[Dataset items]
>>
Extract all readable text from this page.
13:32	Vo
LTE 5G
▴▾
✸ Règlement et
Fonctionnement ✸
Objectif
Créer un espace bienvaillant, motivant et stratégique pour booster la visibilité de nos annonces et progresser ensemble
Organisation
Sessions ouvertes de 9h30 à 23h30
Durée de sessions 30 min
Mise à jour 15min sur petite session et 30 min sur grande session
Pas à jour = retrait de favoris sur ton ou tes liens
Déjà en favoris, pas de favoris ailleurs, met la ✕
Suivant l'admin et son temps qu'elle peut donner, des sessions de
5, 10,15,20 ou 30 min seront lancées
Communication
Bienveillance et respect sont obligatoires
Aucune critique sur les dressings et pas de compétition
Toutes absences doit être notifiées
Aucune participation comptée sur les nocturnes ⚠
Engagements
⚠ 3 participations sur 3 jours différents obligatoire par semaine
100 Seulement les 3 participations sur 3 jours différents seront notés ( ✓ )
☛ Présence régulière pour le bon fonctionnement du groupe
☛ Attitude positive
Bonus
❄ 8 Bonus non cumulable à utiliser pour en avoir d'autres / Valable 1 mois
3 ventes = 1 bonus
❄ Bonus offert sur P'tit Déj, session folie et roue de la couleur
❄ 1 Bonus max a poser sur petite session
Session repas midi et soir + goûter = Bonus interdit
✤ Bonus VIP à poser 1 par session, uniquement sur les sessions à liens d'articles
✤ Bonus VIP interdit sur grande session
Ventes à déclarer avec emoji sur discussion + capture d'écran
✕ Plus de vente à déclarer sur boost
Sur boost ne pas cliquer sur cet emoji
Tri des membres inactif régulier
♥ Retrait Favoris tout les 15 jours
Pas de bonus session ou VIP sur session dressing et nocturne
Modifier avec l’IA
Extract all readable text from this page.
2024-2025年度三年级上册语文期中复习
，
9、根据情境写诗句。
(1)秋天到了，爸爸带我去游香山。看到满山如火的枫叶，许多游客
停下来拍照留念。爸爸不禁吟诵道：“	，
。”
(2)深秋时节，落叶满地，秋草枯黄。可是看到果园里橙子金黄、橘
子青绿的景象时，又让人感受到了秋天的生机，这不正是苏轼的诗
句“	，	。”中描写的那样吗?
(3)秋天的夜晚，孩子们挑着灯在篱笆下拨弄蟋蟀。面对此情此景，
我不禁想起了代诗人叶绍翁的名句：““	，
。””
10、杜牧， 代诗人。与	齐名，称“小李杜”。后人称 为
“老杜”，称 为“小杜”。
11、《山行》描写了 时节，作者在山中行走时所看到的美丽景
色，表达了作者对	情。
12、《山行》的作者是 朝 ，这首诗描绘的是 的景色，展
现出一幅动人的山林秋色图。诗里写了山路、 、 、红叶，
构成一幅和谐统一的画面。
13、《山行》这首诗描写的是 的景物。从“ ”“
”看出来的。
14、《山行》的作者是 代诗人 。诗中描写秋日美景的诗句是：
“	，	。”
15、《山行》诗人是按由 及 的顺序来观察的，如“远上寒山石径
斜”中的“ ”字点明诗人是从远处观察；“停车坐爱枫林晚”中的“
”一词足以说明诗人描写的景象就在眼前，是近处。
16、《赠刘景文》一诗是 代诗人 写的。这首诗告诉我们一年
<<
**YOUR TASK**
Retype the entries exactly, including every line.

**WRITTEN ANSWER**
Extract all readable text from this page.
13:32	Vo
LTE 5G
▴▾
✸ Règlement et
Fonctionnement ✸
Objectif
Créer un espace bienvaillant, motivant et stratégique pour booster la visibilité de nos annonces et progresser ensemble
Organisation
Sessions ouvertes de 9h30 à 23h30
Durée de sessions 30 min
Mise à jour 15min sur petite session et 30 min sur grande session
Pas à jour = retrait de favoris sur ton ou tes liens
Déjà en favoris, pas de favoris ailleurs, met la ✕
Suivant l'admin et son temps qu'elle peut donner, des sessions de
5, 10,15,20 ou 30 min seront lancées
Communication
Bienveillance et respect sont obligatoires
Aucune critique sur les dressings et pas de compétition
Toutes absences doit être notifiées
Aucune participation comptée sur les nocturnes ⚠
Engagements
⚠ 3 participations sur 3 jours différents obligatoire par semaine
100 Seulement les 3 participations sur 3 jours différents seront notés ( ✓ )
☛ Présence régulière pour le bon fonctionnement du groupe
☛ Attitude positive
Bonus
❄ 8 Bonus non cumulable à utiliser pour en avoir d'autres / Valable 1 mois
3 ventes = 1 bonus
❄ Bonus offert sur P'tit Déj, session folie et roue de la couleur
❄ 1 Bonus max a poser sur petite session
Session repas midi et soir + goûter = Bonus interdit
✤ Bonus VIP à poser 1 par session, uniquement sur les sessions à liens d'articles
✤ Bonus VIP interdit sur grande session
Ventes à déclarer avec emoji sur discussion + capture d'écran
✕ Plus de vente à déclarer sur boost
Sur boost ne pas cliquer sur cet emoji
Tri des membres inactif régulier
♥ Retrait Favoris tout les 15 jours
Pas de bonus session ou VIP sur session dressing et nocturne
Modifier avec l’IA
Extract all readable text from this page.
2024-2025年度三年级上册语文期中复习
，
9、根据情境写诗句。
(1)秋天到了，爸爸带我去游香山。看到满山如火的枫叶，许多游客
停下来拍照留念。爸爸不禁吟诵道：“	，
。”
(2)深秋时节，落叶满地，秋草枯黄。可是看到果园里橙子金黄、橘
子青绿的景象时，又让人感受到了秋天的生机，这不正是苏轼的诗
句“	，	。”中描写的那样吗?
(3)秋天的夜晚，孩子们挑着灯在篱笆下拨弄蟋蟀。面对此情此景，
我不禁想起了代诗人叶绍翁的名句：““	，
。””
10、杜牧， 代诗人。与	齐名，称“小李杜”。后人称 为
“老杜”，称 为“小杜”。
11、《山行》描写了 时节，作者在山中行走时所看到的美丽景
色，表达了作者对	情。
12、《山行》的作者是 朝 ，这首诗描绘的是 的景色，展
现出一幅动人的山林秋色图。诗里写了山路、 、 、红叶，
构成一幅和谐统一的画面。
13、《山行》这首诗描写的是 的景物。从“ ”“
”看出来的。
14、《山行》的作者是 代诗人 。诗中描写秋日美景的诗句是：
“	，	。”
15、《山行》诗人是按由 及 的顺序来观察的，如“远上寒山石径
斜”中的“ ”字点明诗人是从远处观察；“停车坐爱枫林晚”中的“
”一词足以说明诗人描写的景象就在眼前，是近处。
16、《赠刘景文》一诗是 代诗人 写的。这首诗告诉我们一年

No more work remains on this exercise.